What needs to be done
What you return should match every record exactly, with the images removed.

════════

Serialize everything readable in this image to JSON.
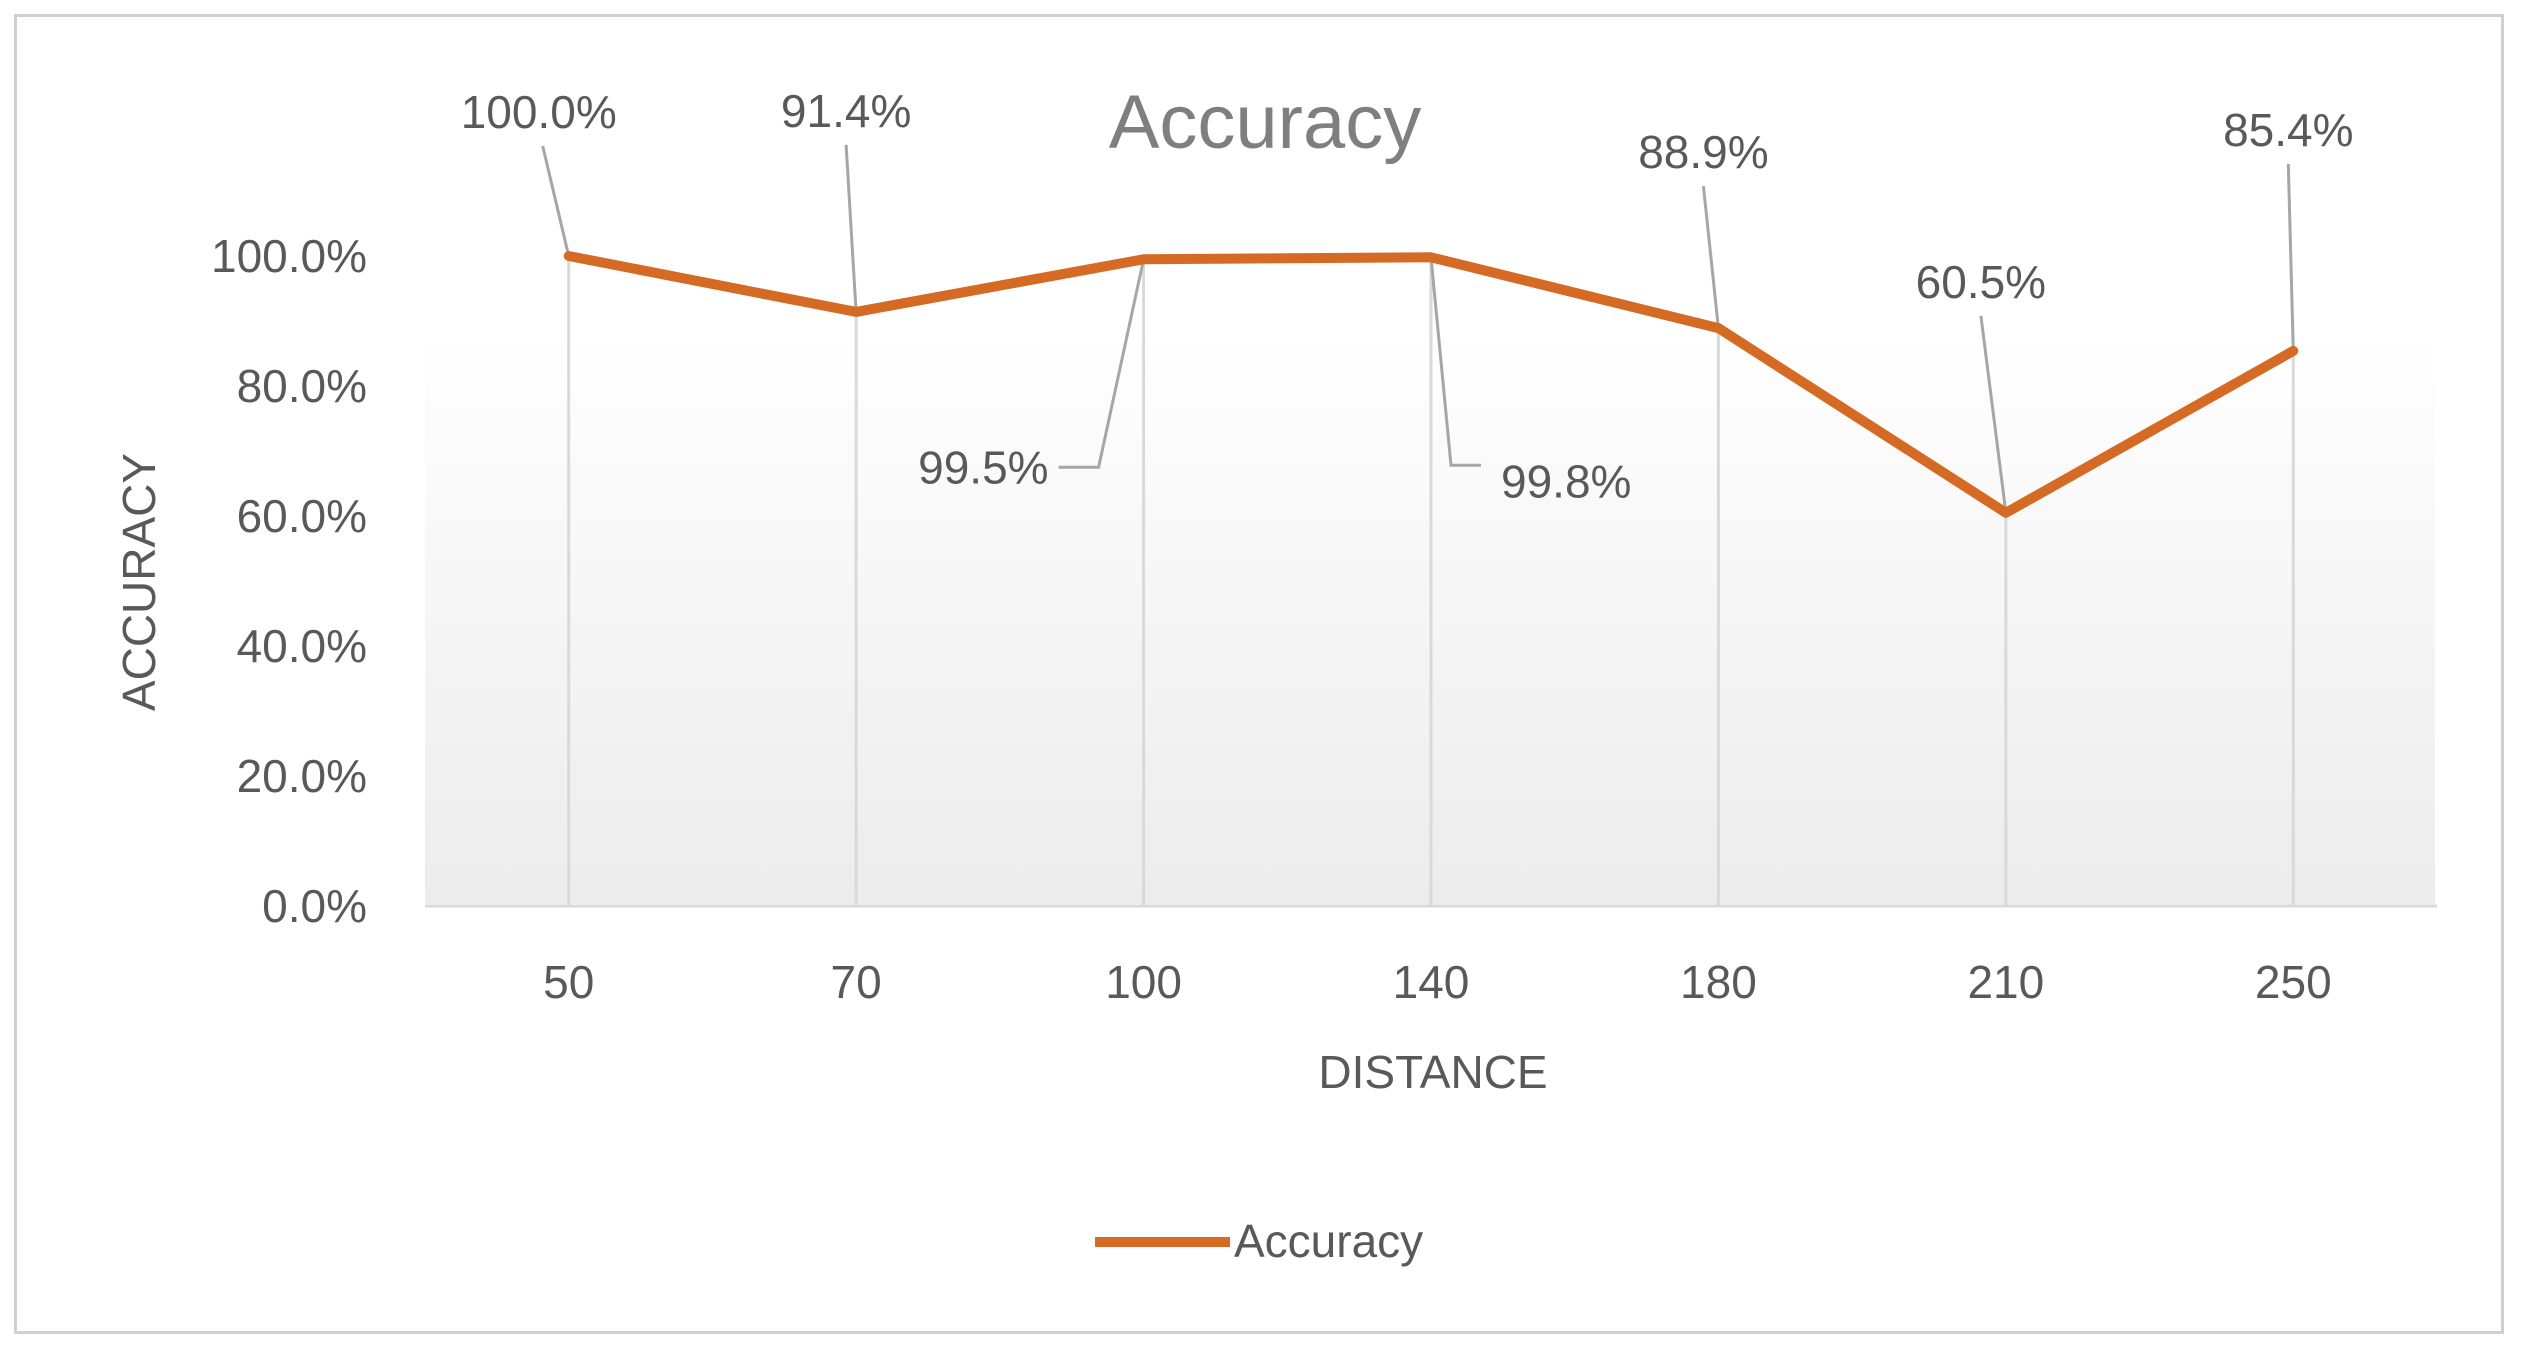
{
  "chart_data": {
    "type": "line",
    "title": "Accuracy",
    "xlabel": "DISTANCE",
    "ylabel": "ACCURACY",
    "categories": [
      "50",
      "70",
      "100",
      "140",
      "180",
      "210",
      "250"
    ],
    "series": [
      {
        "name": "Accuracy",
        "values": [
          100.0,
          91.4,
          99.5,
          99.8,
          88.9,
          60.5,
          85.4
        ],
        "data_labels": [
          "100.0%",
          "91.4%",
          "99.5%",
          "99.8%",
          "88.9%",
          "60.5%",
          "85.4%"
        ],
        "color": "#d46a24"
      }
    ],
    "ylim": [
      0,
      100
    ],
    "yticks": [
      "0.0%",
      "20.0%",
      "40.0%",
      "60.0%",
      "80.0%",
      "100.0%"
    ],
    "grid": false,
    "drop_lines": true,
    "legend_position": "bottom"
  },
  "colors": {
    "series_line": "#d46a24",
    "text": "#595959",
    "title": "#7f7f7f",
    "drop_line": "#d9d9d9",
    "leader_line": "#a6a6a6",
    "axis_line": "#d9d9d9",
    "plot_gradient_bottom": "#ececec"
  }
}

════════

Written response
Serialize everything readable in this image to JSON.
{
  "chart_data": {
    "type": "line",
    "title": "Accuracy",
    "xlabel": "DISTANCE",
    "ylabel": "ACCURACY",
    "categories": [
      "50",
      "70",
      "100",
      "140",
      "180",
      "210",
      "250"
    ],
    "series": [
      {
        "name": "Accuracy",
        "values": [
          100.0,
          91.4,
          99.5,
          99.8,
          88.9,
          60.5,
          85.4
        ],
        "data_labels": [
          "100.0%",
          "91.4%",
          "99.5%",
          "99.8%",
          "88.9%",
          "60.5%",
          "85.4%"
        ],
        "color": "#d46a24"
      }
    ],
    "ylim": [
      0,
      100
    ],
    "yticks": [
      "0.0%",
      "20.0%",
      "40.0%",
      "60.0%",
      "80.0%",
      "100.0%"
    ],
    "grid": false,
    "drop_lines": true,
    "legend_position": "bottom"
  },
  "colors": {
    "series_line": "#d46a24",
    "text": "#595959",
    "title": "#7f7f7f",
    "drop_line": "#d9d9d9",
    "leader_line": "#a6a6a6",
    "axis_line": "#d9d9d9",
    "plot_gradient_bottom": "#ececec"
  }
}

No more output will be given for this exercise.